#### [Data for the task]
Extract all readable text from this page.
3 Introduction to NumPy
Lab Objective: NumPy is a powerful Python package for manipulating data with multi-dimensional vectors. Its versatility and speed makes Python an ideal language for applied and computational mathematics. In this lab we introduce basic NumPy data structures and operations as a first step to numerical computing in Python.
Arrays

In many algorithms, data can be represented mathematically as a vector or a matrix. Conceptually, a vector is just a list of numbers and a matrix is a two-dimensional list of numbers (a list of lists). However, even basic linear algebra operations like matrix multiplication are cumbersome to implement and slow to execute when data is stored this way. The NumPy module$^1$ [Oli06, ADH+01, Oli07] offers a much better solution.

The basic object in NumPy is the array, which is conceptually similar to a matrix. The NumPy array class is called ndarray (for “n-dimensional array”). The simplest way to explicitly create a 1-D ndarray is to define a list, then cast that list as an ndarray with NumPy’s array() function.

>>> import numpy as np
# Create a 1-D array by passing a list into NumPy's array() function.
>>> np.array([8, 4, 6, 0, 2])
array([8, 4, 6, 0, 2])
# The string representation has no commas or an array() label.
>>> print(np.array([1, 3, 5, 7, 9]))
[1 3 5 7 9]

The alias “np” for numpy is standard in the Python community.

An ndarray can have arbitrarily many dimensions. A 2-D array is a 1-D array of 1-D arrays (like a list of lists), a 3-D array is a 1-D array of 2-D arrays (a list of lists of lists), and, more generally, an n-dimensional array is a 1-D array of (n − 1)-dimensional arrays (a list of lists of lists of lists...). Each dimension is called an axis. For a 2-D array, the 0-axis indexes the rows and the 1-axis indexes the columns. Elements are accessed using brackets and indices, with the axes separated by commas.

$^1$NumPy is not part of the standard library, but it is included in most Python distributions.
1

---

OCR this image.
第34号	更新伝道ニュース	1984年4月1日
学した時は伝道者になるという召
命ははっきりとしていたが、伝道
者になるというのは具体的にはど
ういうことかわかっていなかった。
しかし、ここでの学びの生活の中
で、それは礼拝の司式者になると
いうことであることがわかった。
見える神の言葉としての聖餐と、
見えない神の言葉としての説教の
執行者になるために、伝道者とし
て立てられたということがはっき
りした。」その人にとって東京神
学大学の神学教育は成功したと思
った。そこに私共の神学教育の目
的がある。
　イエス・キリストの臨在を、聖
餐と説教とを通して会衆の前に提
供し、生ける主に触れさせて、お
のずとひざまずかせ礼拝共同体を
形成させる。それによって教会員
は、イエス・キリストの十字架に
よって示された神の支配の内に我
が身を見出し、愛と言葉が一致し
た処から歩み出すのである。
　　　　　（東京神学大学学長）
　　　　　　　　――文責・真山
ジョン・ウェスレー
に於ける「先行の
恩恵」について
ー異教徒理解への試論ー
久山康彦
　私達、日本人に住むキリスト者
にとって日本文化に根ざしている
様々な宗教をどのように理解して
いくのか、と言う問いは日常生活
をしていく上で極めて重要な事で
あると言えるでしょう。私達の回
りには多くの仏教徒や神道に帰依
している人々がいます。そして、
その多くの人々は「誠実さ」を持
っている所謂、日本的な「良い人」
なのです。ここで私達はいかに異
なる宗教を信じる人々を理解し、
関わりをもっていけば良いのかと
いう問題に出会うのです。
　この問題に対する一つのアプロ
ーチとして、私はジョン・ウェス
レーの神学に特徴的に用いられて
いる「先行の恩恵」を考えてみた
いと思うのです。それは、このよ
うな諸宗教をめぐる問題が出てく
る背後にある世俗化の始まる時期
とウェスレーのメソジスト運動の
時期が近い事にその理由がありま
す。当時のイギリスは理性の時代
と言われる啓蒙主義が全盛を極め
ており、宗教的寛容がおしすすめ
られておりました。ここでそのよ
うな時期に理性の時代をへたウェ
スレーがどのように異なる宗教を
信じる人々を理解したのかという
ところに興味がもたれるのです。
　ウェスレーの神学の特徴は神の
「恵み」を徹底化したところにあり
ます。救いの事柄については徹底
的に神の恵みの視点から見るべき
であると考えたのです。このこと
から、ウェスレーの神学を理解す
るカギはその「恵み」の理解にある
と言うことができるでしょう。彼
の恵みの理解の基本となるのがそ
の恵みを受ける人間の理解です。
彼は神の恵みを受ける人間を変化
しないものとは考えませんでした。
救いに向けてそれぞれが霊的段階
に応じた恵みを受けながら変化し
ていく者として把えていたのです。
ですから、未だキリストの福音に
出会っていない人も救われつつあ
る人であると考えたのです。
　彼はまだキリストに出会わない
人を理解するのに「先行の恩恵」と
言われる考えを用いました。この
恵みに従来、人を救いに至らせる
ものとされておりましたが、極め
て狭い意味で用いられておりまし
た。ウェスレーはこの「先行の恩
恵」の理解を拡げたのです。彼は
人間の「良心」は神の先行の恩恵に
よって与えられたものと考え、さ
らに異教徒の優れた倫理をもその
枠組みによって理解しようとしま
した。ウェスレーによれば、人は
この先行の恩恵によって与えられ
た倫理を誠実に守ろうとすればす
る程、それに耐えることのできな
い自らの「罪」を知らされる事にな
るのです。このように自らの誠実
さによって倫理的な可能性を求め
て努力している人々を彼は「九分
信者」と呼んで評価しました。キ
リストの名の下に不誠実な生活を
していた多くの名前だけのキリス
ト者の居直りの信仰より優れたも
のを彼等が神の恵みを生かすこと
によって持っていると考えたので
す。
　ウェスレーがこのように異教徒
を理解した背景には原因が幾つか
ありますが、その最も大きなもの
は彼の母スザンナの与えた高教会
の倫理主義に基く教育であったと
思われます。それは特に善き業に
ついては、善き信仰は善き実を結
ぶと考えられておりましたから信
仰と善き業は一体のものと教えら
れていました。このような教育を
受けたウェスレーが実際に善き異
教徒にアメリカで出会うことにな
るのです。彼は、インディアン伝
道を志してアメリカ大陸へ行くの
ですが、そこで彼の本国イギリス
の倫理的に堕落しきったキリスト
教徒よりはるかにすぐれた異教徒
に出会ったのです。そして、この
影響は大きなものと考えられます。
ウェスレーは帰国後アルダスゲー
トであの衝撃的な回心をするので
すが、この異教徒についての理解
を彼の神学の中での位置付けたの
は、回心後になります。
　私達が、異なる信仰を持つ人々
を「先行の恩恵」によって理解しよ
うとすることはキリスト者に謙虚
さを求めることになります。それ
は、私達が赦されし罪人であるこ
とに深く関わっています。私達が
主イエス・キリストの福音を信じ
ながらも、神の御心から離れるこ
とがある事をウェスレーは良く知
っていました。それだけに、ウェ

...

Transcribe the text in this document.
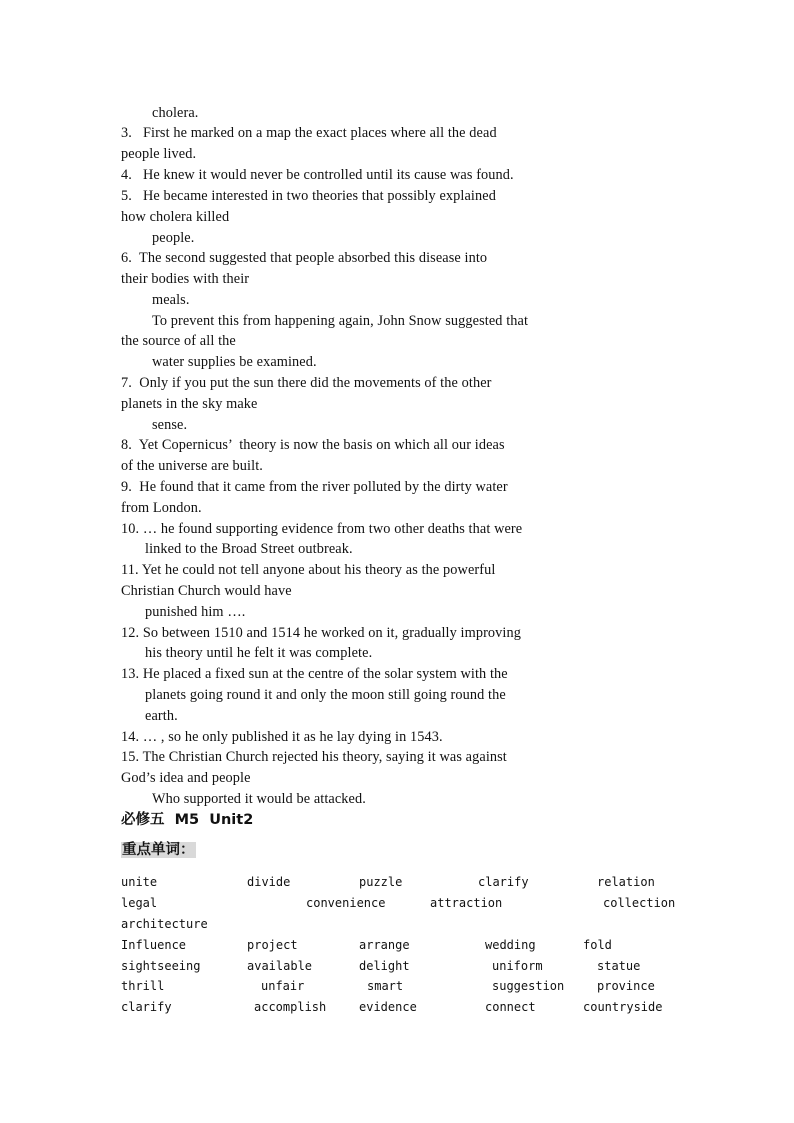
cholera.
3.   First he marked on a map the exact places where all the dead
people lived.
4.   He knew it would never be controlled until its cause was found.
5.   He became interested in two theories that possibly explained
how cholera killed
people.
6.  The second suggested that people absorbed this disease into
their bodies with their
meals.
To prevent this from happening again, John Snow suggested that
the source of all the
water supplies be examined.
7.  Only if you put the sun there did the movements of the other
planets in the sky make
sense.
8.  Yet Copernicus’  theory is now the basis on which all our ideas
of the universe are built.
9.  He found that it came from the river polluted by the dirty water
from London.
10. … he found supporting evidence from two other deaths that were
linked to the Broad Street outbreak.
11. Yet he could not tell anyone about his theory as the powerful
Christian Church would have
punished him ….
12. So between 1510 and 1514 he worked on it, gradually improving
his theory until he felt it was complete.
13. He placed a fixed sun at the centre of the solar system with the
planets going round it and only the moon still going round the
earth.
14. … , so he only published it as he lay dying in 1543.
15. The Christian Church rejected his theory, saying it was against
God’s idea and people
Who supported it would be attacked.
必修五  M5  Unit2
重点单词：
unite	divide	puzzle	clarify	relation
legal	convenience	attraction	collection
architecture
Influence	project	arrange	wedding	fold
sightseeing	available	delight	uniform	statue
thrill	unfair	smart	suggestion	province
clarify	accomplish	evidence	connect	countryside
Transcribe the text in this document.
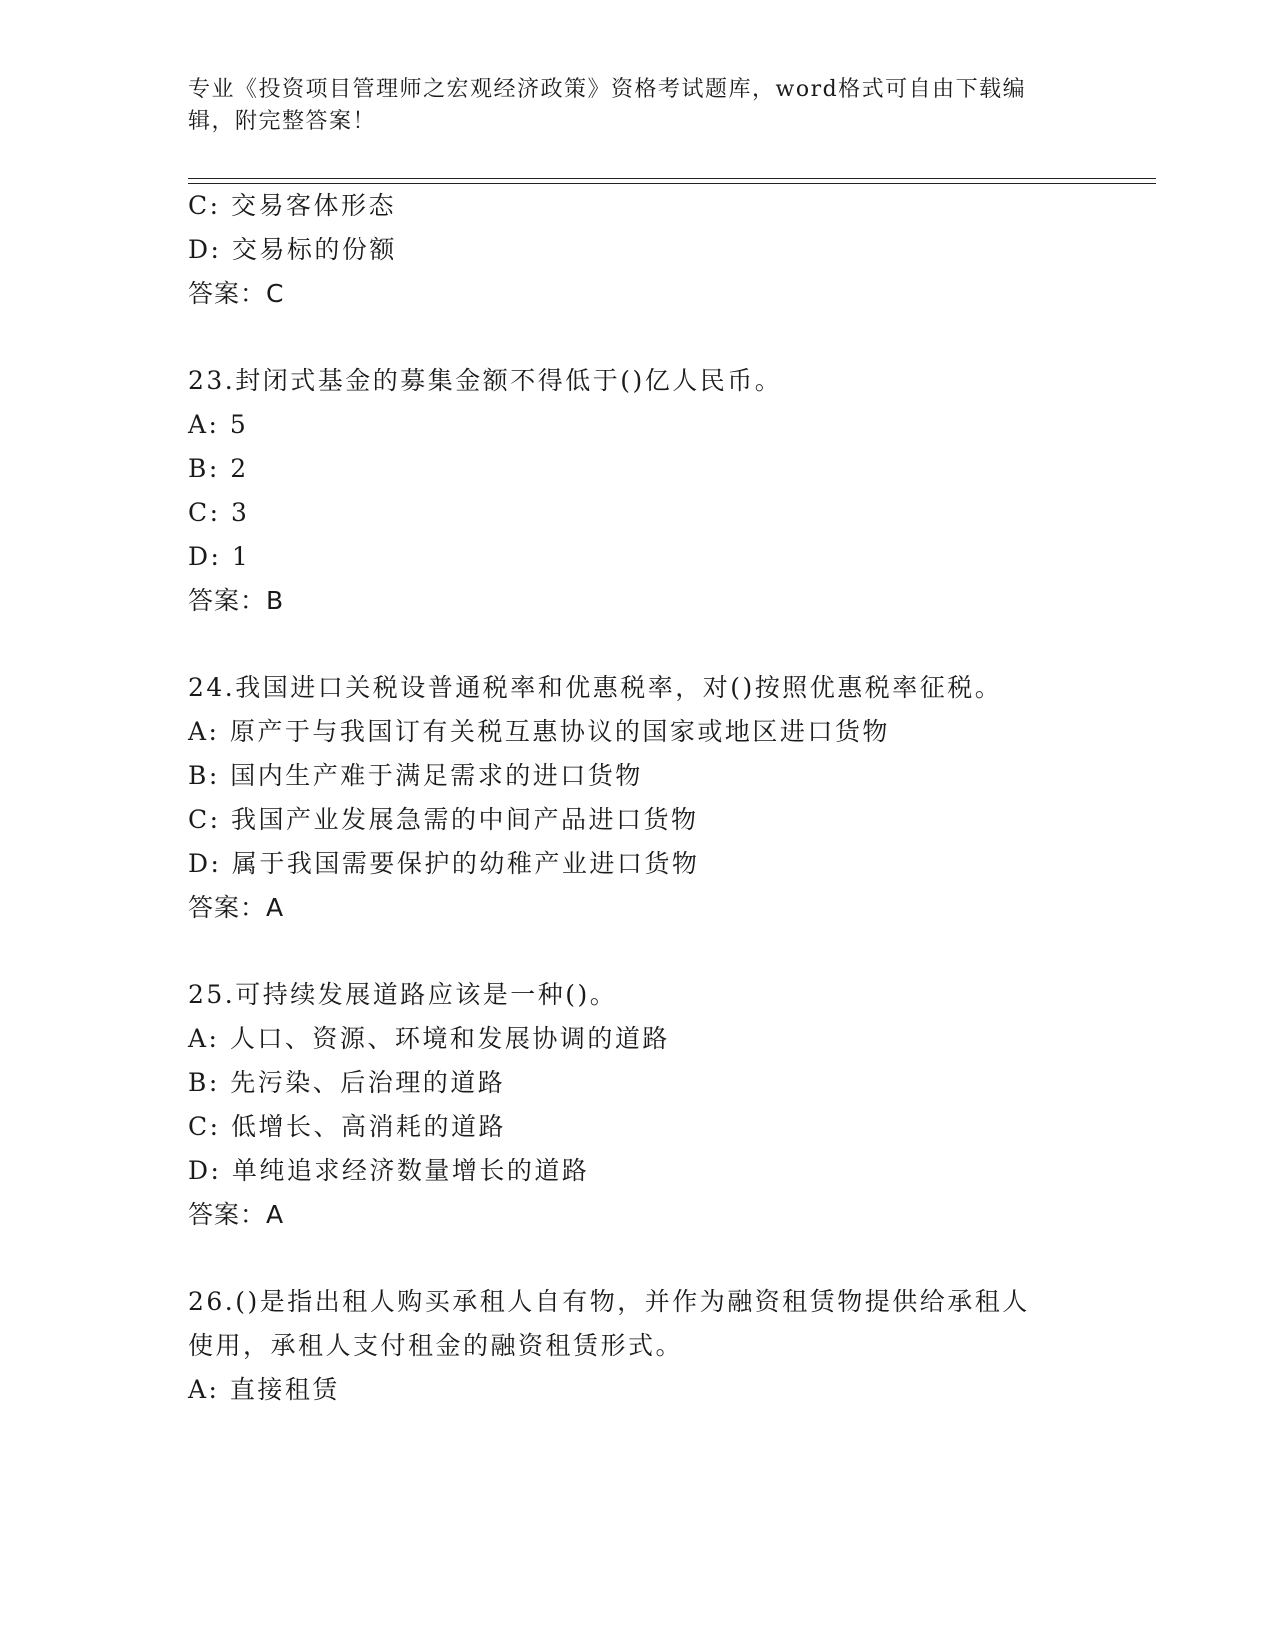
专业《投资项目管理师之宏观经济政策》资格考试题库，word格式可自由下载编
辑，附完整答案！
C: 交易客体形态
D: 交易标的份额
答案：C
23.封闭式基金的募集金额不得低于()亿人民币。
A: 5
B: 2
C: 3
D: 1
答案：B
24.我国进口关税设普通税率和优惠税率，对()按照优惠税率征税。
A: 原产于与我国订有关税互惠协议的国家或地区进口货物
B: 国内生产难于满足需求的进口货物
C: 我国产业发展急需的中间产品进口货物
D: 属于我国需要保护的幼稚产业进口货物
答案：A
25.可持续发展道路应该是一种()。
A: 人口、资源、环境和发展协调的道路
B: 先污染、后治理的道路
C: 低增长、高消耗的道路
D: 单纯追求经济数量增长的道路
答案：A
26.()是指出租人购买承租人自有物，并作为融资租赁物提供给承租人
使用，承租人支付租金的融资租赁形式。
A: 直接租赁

#### [Instructions to follow]
Filter the entries down to the lines containing "other". Copy each of those lines.

#### [Output for this exercise]
7.  Only if you put the sun there did the movements of the other
10. … he found supporting evidence from two other deaths that were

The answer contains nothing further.